======== Document excerpt

Tuesday, June 30, 2009

June 29th, 2009

Fiberglass Practice


Today I worked on a piece that has absolutely nothing to do with my truck. I went to a neighbors garage sale last weekend, and my friend Erik who lives next door to him put a banged up Porsche fender in the back of my truck, just to get rid of it. It's from a rather nice '83 Porsche 944, which he is now trying to sell. I was originally going to sneak into his back porch while he was at work and leave the thing in his grill or something, but I decided instead to use it for some bodywork practice, since nobody really cares about it. Besides, I think he locks the screen door, anyway.


Right, so here's the piece in question. Now, you may wonder why I would try to work on this piece. It's thinner than anything on the truck, and instead of rust holes, its problem is serious deformation. If you asked the question, go take a hike. Any practice is good practice, right? I figured that Bondo work can't really be all THAT difficult. I mean, I've met some of the people that do it. I will now share some of the learning experiences I had during this attempt.

For those of you not familiar with Bondo, it is this two part fiberglass goop that you mix together into a paste, and then apply onto metal (or wood or plastic), and then when it hardens, you can sand it into shape rather easily. It hardens quickly enough that you can shape it, sand it, and paint it all within a few hours.

I removed the paint with my new grinding pad. If you've never used one of these, they look kind of like a coarse sponge but are stiff. I haven't decided whether I like it yet, but as you can see, the wire wheel was quickly reaching retirement age. I started banging it out to what I thought was the original shape.

Lesson 1. Check your work often against a known pattern. If you can attempt to fit your piece to the car, do it often. Unfortunately, this was a luxury I did not have, since it was not actually a piece of a car I own. I went over to Erik's house to look at the new fender he had installed, so I was able to get a feel for what the original body line was supposed to look like. I must have gotten it close, but I'm sure it's not going to be a perfect fit. Fortunately, as already mentioned, no one really cares about the fate of this fender.

I then mixed up a heaping dollop of Bondo out of an old quart-sized can I had in the garage and began to apply it.

Lesson 2. Don't mix up too much Bondo. It only has a working time of a few minutes, much shorter than what I was expecting. Maybe it actually was the three or four minutes as shown in the directions on the can, but it certainly felt much shorter than that.

This was directly related to lessons 3 and 4.

Lesson 3. Don't put it on after it has started to harden. It stops going on like toothpaste and instead starts to look like you're attempting to spread stale bread. This, of course, was not much fun to shape, and wound up getting almost entirely ground back off.

Lesson 4. Don't put too much on. It's better to do it in multiple thin layers. I wound up grinding a vast majority of the first layer off. Interestingly, the chemical reaction between the two parts made it warm up noticeably.

All right, this was turning out to be more difficult than I thought.

Lesson 5. Clean up your mixing surface as soon as the Bondo starts to harden. If you catch it early, it's really quite easy to scrape off. Now, if you're using something flexible, it's easy to remove after it hardens. If you're using something disposable, no worries, just throw it away. But if you're using a scrap of plywood that you were planning to reuse, you really should scrape it off with a putty knife as soon as you can. Oh, and speaking of putty knives . . .

================
======== Entries provided

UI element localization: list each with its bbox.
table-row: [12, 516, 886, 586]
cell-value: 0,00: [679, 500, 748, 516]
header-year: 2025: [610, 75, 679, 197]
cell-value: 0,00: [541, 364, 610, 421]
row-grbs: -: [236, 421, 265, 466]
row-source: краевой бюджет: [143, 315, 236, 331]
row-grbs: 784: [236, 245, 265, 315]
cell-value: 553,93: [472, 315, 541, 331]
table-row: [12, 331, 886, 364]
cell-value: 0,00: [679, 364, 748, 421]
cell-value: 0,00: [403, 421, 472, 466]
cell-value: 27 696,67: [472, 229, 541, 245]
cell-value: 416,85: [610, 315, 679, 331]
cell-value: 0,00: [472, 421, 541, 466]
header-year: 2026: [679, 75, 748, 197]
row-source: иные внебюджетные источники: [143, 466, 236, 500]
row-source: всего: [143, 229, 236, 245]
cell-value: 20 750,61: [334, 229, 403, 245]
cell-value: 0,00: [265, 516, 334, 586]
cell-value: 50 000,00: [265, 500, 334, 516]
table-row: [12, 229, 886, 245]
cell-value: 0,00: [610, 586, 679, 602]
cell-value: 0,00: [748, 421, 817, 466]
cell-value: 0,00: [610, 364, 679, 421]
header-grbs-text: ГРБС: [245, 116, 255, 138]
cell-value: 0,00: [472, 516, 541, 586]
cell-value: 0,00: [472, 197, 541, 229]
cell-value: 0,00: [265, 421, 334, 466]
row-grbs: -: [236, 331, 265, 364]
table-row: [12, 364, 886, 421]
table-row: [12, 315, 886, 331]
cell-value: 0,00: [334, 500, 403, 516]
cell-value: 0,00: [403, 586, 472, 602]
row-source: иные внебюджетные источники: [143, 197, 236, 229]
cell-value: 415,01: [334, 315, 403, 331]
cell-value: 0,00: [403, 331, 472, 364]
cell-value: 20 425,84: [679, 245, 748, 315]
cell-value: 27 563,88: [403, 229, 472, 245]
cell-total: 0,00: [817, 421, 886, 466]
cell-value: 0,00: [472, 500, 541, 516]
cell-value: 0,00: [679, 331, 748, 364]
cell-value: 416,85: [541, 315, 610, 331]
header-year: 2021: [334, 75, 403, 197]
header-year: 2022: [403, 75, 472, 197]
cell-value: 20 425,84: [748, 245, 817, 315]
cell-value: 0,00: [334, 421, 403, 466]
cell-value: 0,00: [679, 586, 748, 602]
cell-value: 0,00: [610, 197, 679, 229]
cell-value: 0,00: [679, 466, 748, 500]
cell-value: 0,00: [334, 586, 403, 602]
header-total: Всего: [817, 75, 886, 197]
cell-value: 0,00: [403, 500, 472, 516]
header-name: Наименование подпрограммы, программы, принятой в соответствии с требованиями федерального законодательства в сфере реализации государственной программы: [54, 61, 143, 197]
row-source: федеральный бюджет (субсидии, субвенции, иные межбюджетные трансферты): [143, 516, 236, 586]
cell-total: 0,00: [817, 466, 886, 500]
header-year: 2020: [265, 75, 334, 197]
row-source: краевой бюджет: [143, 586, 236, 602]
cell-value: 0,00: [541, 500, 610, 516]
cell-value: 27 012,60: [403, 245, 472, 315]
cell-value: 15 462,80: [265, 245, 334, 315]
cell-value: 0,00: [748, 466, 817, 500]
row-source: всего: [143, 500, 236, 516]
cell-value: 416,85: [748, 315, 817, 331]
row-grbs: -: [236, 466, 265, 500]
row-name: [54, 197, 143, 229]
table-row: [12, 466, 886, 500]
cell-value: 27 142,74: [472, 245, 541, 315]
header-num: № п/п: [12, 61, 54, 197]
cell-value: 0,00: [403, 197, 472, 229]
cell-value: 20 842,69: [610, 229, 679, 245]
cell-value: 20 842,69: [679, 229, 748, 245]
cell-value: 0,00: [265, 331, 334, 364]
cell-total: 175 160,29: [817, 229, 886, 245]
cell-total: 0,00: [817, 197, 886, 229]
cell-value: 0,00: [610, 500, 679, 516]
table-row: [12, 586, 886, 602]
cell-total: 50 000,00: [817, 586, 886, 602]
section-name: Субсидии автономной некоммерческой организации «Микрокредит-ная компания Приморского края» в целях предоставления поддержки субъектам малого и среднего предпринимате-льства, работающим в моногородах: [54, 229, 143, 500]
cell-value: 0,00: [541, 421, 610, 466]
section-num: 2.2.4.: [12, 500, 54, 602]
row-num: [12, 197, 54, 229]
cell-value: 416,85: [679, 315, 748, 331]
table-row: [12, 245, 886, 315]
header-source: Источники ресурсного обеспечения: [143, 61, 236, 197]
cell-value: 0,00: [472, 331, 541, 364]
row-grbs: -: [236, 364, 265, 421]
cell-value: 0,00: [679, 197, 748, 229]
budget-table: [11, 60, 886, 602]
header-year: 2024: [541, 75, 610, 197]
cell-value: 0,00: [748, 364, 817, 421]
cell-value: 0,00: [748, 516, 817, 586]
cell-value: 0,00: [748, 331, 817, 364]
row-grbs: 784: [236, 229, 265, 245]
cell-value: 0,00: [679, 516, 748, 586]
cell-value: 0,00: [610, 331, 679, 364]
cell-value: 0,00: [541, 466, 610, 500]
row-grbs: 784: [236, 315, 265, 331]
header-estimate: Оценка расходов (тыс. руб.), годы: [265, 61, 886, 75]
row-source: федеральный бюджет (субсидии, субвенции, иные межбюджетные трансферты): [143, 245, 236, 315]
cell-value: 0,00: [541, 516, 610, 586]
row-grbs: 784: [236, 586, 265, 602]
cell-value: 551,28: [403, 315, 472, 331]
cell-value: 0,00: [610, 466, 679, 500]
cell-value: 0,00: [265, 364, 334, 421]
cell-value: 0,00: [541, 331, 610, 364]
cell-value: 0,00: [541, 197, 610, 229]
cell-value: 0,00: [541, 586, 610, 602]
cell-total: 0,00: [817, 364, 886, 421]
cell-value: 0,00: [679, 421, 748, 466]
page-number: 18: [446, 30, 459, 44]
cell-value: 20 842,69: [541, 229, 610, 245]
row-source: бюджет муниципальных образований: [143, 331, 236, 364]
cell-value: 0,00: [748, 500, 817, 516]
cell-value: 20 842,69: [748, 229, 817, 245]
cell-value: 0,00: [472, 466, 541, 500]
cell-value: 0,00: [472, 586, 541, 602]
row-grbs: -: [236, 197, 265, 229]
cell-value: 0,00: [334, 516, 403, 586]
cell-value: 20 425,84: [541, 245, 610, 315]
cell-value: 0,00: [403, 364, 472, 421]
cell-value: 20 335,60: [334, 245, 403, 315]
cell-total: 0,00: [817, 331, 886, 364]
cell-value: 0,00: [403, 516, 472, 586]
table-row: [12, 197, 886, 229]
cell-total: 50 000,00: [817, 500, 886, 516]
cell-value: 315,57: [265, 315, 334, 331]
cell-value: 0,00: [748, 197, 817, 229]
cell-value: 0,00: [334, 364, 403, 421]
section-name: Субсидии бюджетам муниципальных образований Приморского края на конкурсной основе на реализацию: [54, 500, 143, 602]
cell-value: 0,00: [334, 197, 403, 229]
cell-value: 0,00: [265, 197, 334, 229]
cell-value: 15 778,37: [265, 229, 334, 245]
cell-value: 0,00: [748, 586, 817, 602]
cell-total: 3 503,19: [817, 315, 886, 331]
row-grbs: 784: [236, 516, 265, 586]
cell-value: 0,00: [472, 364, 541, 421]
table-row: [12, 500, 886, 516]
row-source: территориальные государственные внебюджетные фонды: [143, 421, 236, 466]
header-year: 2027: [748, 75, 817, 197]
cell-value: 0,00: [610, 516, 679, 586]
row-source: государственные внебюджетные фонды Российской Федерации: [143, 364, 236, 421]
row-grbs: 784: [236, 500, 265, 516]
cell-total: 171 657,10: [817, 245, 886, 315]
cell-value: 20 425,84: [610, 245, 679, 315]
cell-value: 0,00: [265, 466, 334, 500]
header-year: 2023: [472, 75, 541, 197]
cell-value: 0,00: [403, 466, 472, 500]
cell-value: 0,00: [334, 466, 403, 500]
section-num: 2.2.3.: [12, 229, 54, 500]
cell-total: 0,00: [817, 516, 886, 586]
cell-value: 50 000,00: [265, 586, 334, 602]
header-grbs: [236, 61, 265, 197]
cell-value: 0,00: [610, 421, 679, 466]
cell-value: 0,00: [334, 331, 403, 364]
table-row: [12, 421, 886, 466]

================

Tasks to complete:
**1)** Using the Bondo practice post, decide whether each statement is true. Answer yes or no for each, and quote the words from the post that settle it. (a) The fender came from a 1983 Porsche 944. (b) The writer removed the fender's paint with a wire wheel. (c) The Bondo's working time felt longer than the writer expected.
**2)** Summarize the Bondo practice post in two sentences.
Nothing in the listing is needed for this work.

Solved tasks:
**1)**
(a) Yes: "It's from a rather nice '83 Porsche 944"
(b) No: "I removed the paint with my new grinding pad."
(c) No: "It only has a working time of a few minutes, much shorter than what I was expecting."

**2)** The writer used a banged-up Porsche fender that a friend had put in the writer's truck for bodywork practice, removing the paint with a grinding pad and banging the metal back toward its original shape before applying Bondo. Along the way the writer learned to check the work often against a known pattern, mix up only a little Bondo, avoid applying it once it starts to harden, build it up in thin layers, and clean the mixing surface as soon as the Bondo begins to set.